Given exercise: Pictures stay out of your copy, but everything else in the records below must be repeated exactly.

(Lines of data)
^^^^^^^^^^^^^^^^

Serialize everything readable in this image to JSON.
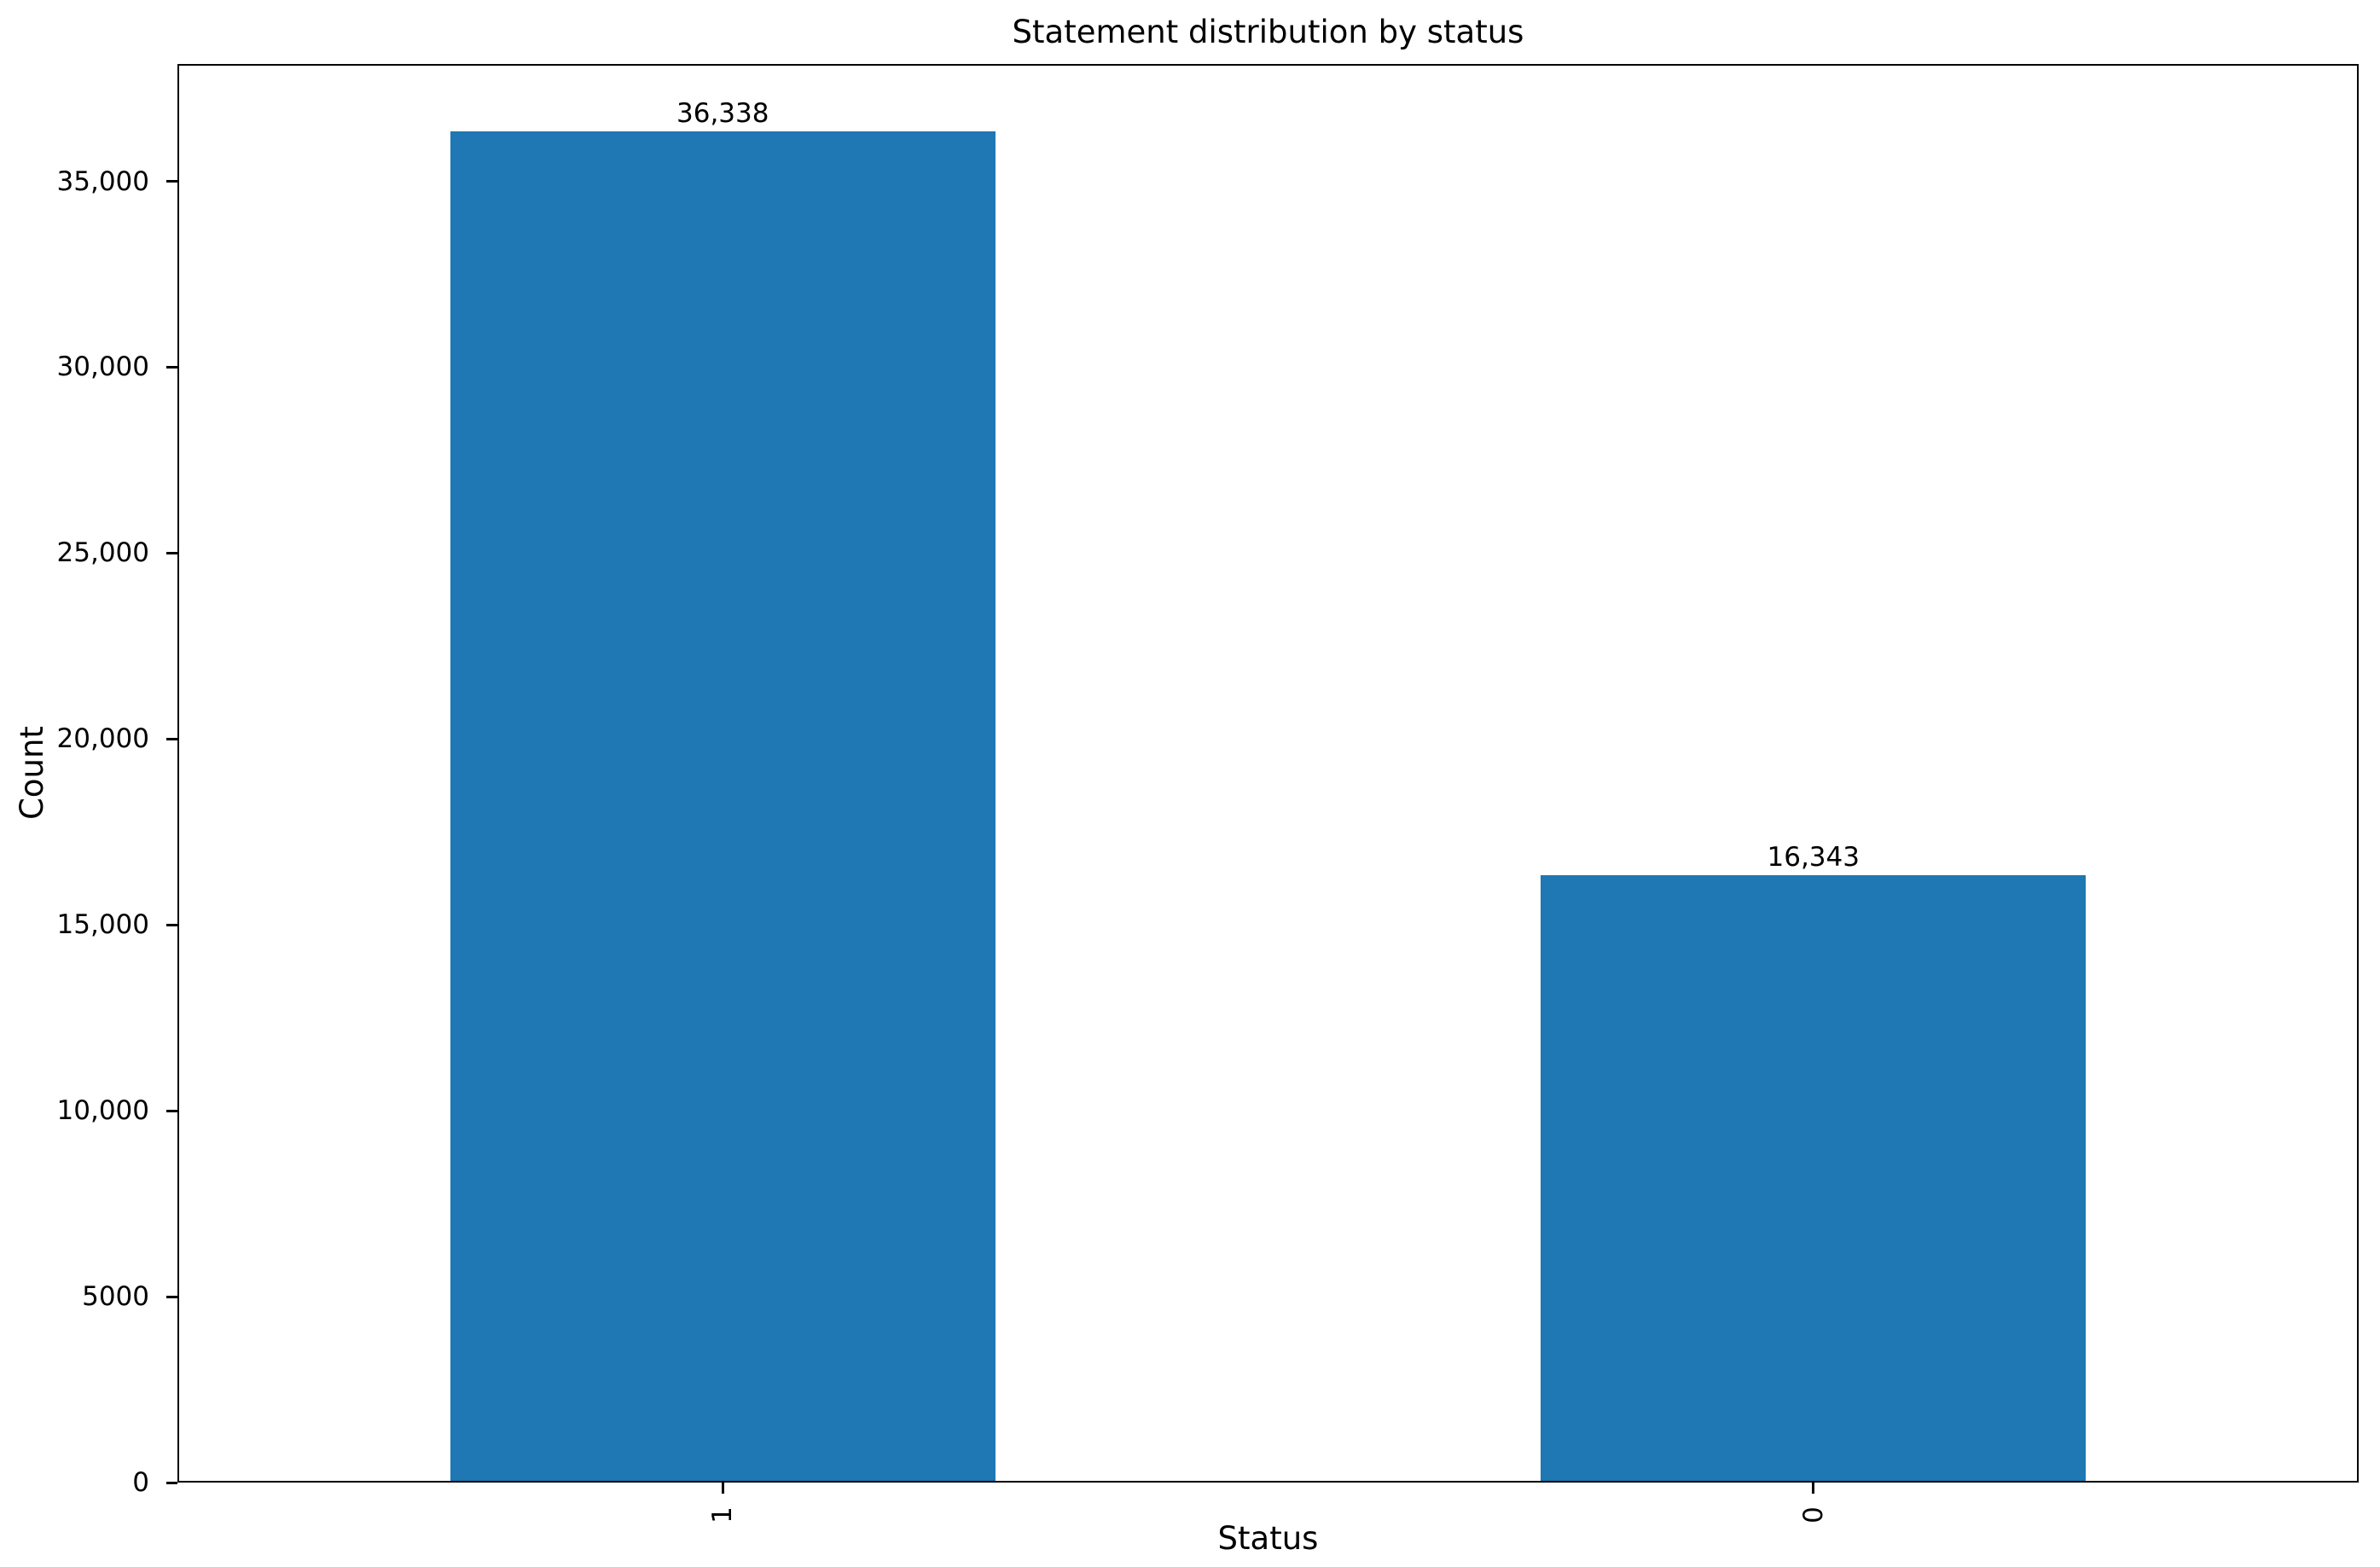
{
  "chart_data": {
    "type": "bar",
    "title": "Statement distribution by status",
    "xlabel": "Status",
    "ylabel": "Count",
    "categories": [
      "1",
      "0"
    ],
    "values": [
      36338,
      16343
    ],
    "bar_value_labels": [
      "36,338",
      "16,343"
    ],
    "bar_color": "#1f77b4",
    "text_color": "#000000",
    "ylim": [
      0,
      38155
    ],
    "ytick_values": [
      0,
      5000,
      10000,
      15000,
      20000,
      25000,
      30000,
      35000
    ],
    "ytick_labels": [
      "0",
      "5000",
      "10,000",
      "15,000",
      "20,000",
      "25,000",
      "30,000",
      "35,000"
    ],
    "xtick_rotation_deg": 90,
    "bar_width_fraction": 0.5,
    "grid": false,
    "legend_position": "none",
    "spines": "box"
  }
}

^^^^^^^^^^^^^^^^

Answer to the task:
Serialize everything readable in this image to JSON.
{
  "chart_data": {
    "type": "bar",
    "title": "Statement distribution by status",
    "xlabel": "Status",
    "ylabel": "Count",
    "categories": [
      "1",
      "0"
    ],
    "values": [
      36338,
      16343
    ],
    "bar_value_labels": [
      "36,338",
      "16,343"
    ],
    "bar_color": "#1f77b4",
    "text_color": "#000000",
    "ylim": [
      0,
      38155
    ],
    "ytick_values": [
      0,
      5000,
      10000,
      15000,
      20000,
      25000,
      30000,
      35000
    ],
    "ytick_labels": [
      "0",
      "5000",
      "10,000",
      "15,000",
      "20,000",
      "25,000",
      "30,000",
      "35,000"
    ],
    "xtick_rotation_deg": 90,
    "bar_width_fraction": 0.5,
    "grid": false,
    "legend_position": "none",
    "spines": "box"
  }
}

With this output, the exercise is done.